--- START OF Items ---

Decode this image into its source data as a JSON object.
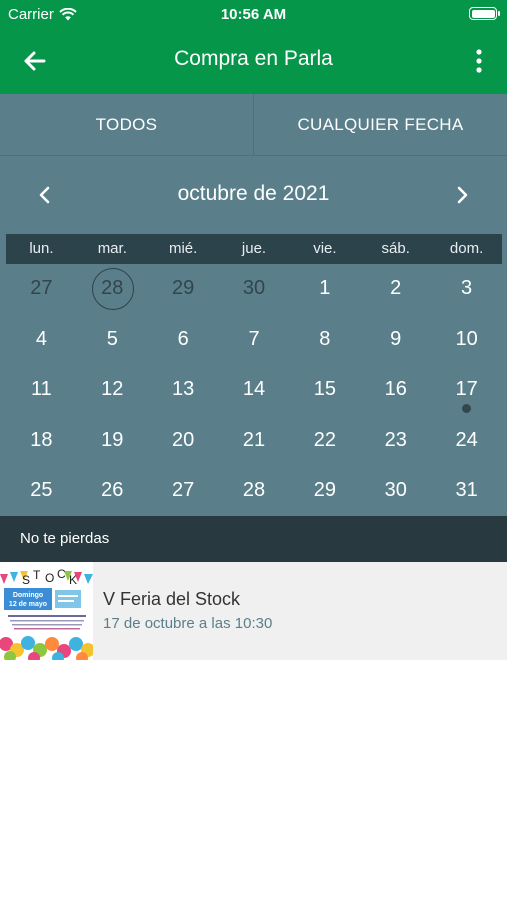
{
  "status_bar": {
    "carrier": "Carrier",
    "time": "10:56 AM"
  },
  "nav": {
    "title": "Compra en Parla",
    "back_icon": "arrow-left-icon",
    "more_icon": "more-vertical-icon"
  },
  "filters": {
    "category": "TODOS",
    "date": "CUALQUIER FECHA"
  },
  "calendar": {
    "month_label": "octubre de 2021",
    "weekdays": [
      "lun.",
      "mar.",
      "mié.",
      "jue.",
      "vie.",
      "sáb.",
      "dom."
    ],
    "weeks": [
      [
        "27",
        "28",
        "29",
        "30",
        "1",
        "2",
        "3"
      ],
      [
        "4",
        "5",
        "6",
        "7",
        "8",
        "9",
        "10"
      ],
      [
        "11",
        "12",
        "13",
        "14",
        "15",
        "16",
        "17"
      ],
      [
        "18",
        "19",
        "20",
        "21",
        "22",
        "23",
        "24"
      ],
      [
        "25",
        "26",
        "27",
        "28",
        "29",
        "30",
        "31"
      ]
    ],
    "today": "28 (previous month)",
    "event_days": [
      "17"
    ]
  },
  "section": {
    "title": "No te pierdas"
  },
  "events": [
    {
      "title": "V Feria del Stock",
      "date": "17 de octubre a las 10:30",
      "thumb": {
        "word": "STOCK",
        "line1": "Domingo",
        "line2": "12 de mayo"
      }
    }
  ],
  "colors": {
    "header_green": "#05964a",
    "calendar_bg": "#5a7f8b",
    "weekday_bar": "#2d434c",
    "section_bar": "#283a40",
    "event_bg": "#f0f0f0"
  }
}
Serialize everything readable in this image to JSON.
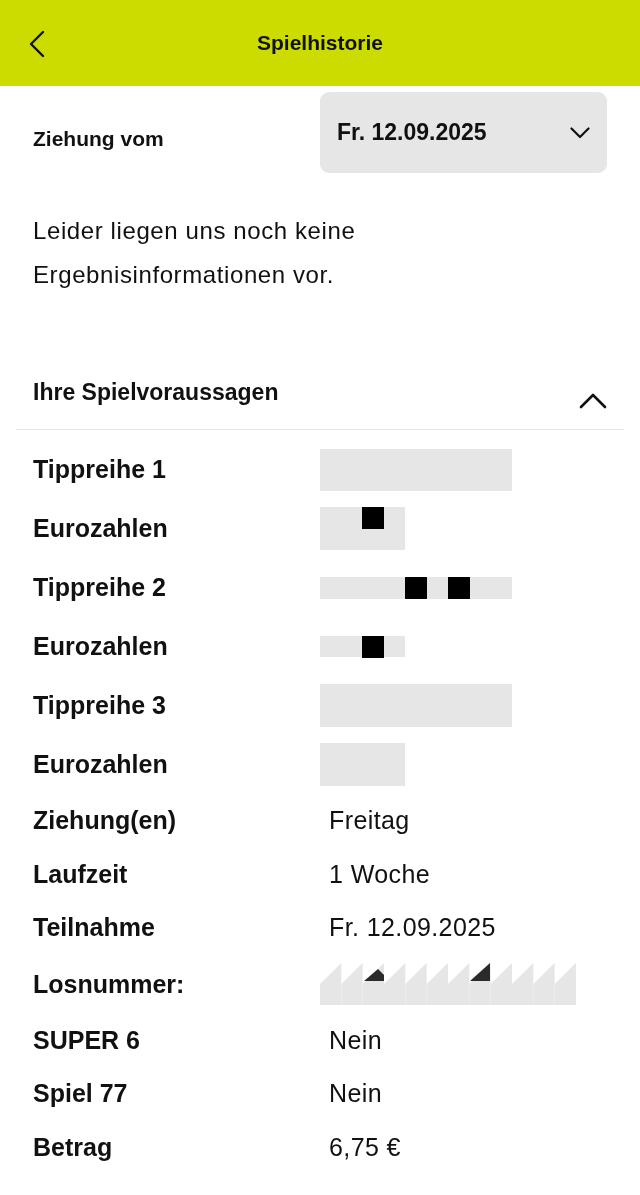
{
  "header": {
    "title": "Spielhistorie"
  },
  "draw_date": {
    "label": "Ziehung vom",
    "value": "Fr. 12.09.2025"
  },
  "message": "Leider liegen uns noch keine Ergebnisinformationen vor.",
  "predictions": {
    "title": "Ihre Spielvoraussagen",
    "expanded": true,
    "rows": [
      {
        "label": "Tippreihe 1",
        "kind": "mask"
      },
      {
        "label": "Eurozahlen",
        "kind": "mask"
      },
      {
        "label": "Tippreihe 2",
        "kind": "mask"
      },
      {
        "label": "Eurozahlen",
        "kind": "mask"
      },
      {
        "label": "Tippreihe 3",
        "kind": "mask"
      },
      {
        "label": "Eurozahlen",
        "kind": "mask"
      },
      {
        "label": "Ziehung(en)",
        "kind": "text",
        "value": "Freitag"
      },
      {
        "label": "Laufzeit",
        "kind": "text",
        "value": "1 Woche"
      },
      {
        "label": "Teilnahme",
        "kind": "text",
        "value": "Fr. 12.09.2025"
      },
      {
        "label": "Losnummer:",
        "kind": "pattern"
      },
      {
        "label": "SUPER 6",
        "kind": "text",
        "value": "Nein"
      },
      {
        "label": "Spiel 77",
        "kind": "text",
        "value": "Nein"
      },
      {
        "label": "Betrag",
        "kind": "text",
        "value": "6,75 €"
      }
    ]
  }
}
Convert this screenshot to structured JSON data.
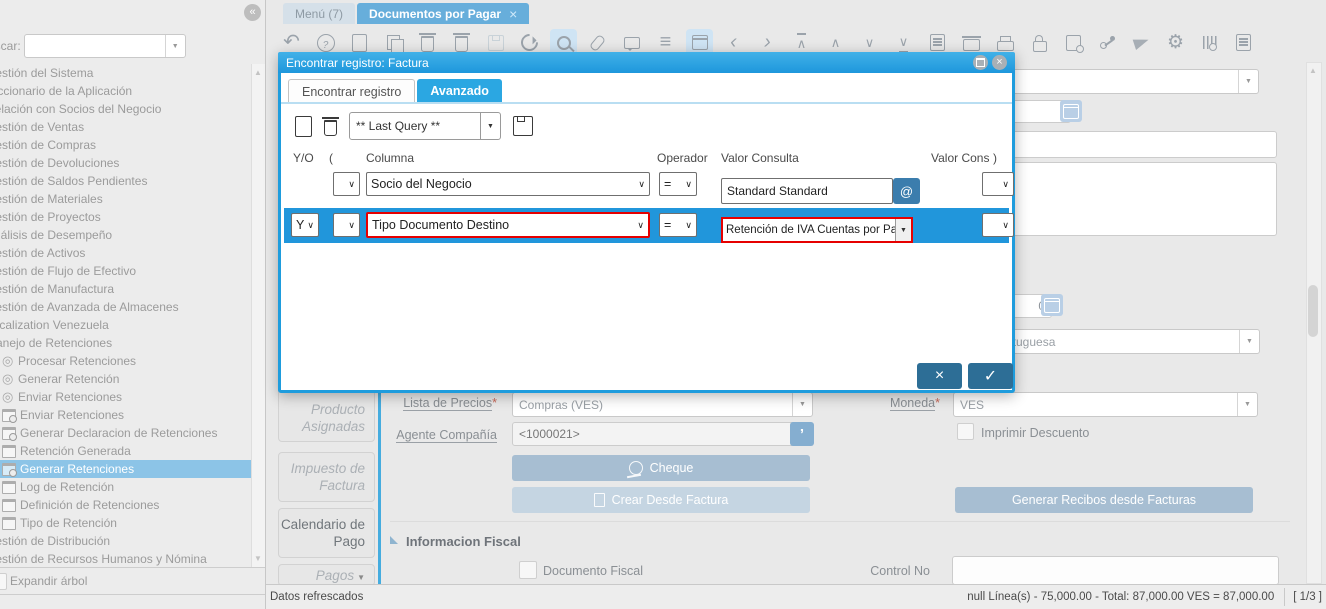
{
  "window": {
    "tabs": [
      {
        "label": "Menú (7)",
        "active": false
      },
      {
        "label": "Documentos por Pagar",
        "active": true,
        "close": "×"
      }
    ]
  },
  "sidebar": {
    "search_label": "Buscar:",
    "tree": [
      {
        "label": "Gestión del Sistema"
      },
      {
        "label": "Diccionario de la Aplicación"
      },
      {
        "label": "Relación con Socios del Negocio"
      },
      {
        "label": "Gestión de Ventas"
      },
      {
        "label": "Gestión de Compras"
      },
      {
        "label": "Gestión de Devoluciones"
      },
      {
        "label": "Gestión de Saldos Pendientes"
      },
      {
        "label": "Gestión de Materiales"
      },
      {
        "label": "Gestión de Proyectos"
      },
      {
        "label": "Análisis de Desempeño"
      },
      {
        "label": "Gestión de Activos"
      },
      {
        "label": "Gestión de Flujo de Efectivo"
      },
      {
        "label": "Gestión de Manufactura"
      },
      {
        "label": "Gestión de Avanzada de Almacenes"
      },
      {
        "label": "Localization Venezuela"
      },
      {
        "label": "Manejo de Retenciones"
      },
      {
        "label": "Procesar Retenciones",
        "icon": "process"
      },
      {
        "label": "Generar Retención",
        "icon": "process"
      },
      {
        "label": "Enviar Retenciones",
        "icon": "process"
      },
      {
        "label": "Enviar Retenciones",
        "icon": "window-process"
      },
      {
        "label": "Generar Declaracion de Retenciones",
        "icon": "window-process"
      },
      {
        "label": "Retención Generada",
        "icon": "window"
      },
      {
        "label": "Generar Retenciones",
        "icon": "window-process",
        "selected": true
      },
      {
        "label": "Log de Retención",
        "icon": "window"
      },
      {
        "label": "Definición de Retenciones",
        "icon": "window"
      },
      {
        "label": "Tipo de Retención",
        "icon": "window"
      },
      {
        "label": "Gestión de Distribución"
      },
      {
        "label": "Gestión de Recursos Humanos y Nómina"
      }
    ],
    "expand_label": "Expandir árbol"
  },
  "toolbar": {
    "icons": [
      "undo",
      "help",
      "new-record",
      "copy-record",
      "delete-record",
      "delete-selection",
      "save",
      "refresh",
      "find",
      "attachment",
      "chat",
      "grid-toggle",
      "calendar",
      "parent-record",
      "detail-record",
      "first-record",
      "previous-record",
      "next-record",
      "last-record",
      "report",
      "archive",
      "print",
      "lock",
      "zoom-across",
      "workflow",
      "send-mail",
      "preferences",
      "product-info",
      "report-layout"
    ],
    "active_icons": [
      "find",
      "calendar"
    ],
    "disabled_icons": [
      "save"
    ]
  },
  "dialog": {
    "title": "Encontrar registro: Factura",
    "tabs": [
      {
        "label": "Encontrar registro",
        "active": false
      },
      {
        "label": "Avanzado",
        "active": true
      }
    ],
    "saved_query": "** Last Query **",
    "headers": {
      "logic": "Y/O",
      "open": "(",
      "column": "Columna",
      "operator": "Operador",
      "value": "Valor Consulta",
      "value_to": "Valor Cons",
      "close": ")"
    },
    "rows": [
      {
        "logic": "",
        "paren": "",
        "column": "Socio del Negocio",
        "operator": "=",
        "value": "Standard Standard",
        "selected": false
      },
      {
        "logic": "Y",
        "paren": "",
        "column": "Tipo Documento Destino",
        "operator": "=",
        "value": "Retención de IVA Cuentas por Paga",
        "selected": true
      }
    ],
    "confirm": {
      "cancel": "×",
      "ok": "✓"
    }
  },
  "form": {
    "price_list": {
      "label": "Lista de Precios",
      "required": "*",
      "value": "Compras (VES)"
    },
    "currency": {
      "label": "Moneda",
      "required": "*",
      "value": "VES"
    },
    "company_agent": {
      "label": "Agente Compañía",
      "value": "<1000021>"
    },
    "print_discount_label": "Imprimir Descuento",
    "date_value": "0",
    "region_value": "Portuguesa",
    "buttons": {
      "cheque": "Cheque",
      "create_from_invoice": "Crear Desde Factura",
      "generate_receipts": "Generar Recibos desde Facturas"
    },
    "side_tabs": [
      {
        "label": "Producto Asignadas"
      },
      {
        "label": "Impuesto de Factura"
      },
      {
        "label": "Calendario de Pago"
      },
      {
        "label": "Pagos"
      }
    ],
    "fiscal": {
      "title": "Informacion Fiscal",
      "fiscal_document_label": "Documento Fiscal",
      "control_no_label": "Control No"
    }
  },
  "statusbar": {
    "message": "Datos refrescados",
    "totals": "null Línea(s) - 75,000.00 - Total: 87,000.00 VES = 87,000.00",
    "pager": "[ 1/3 ]"
  }
}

--- END OF Items ---

Among the lines of the listing, how many hold the string "Valor"? Respond with only the number.

**Solution to the exercise:** 2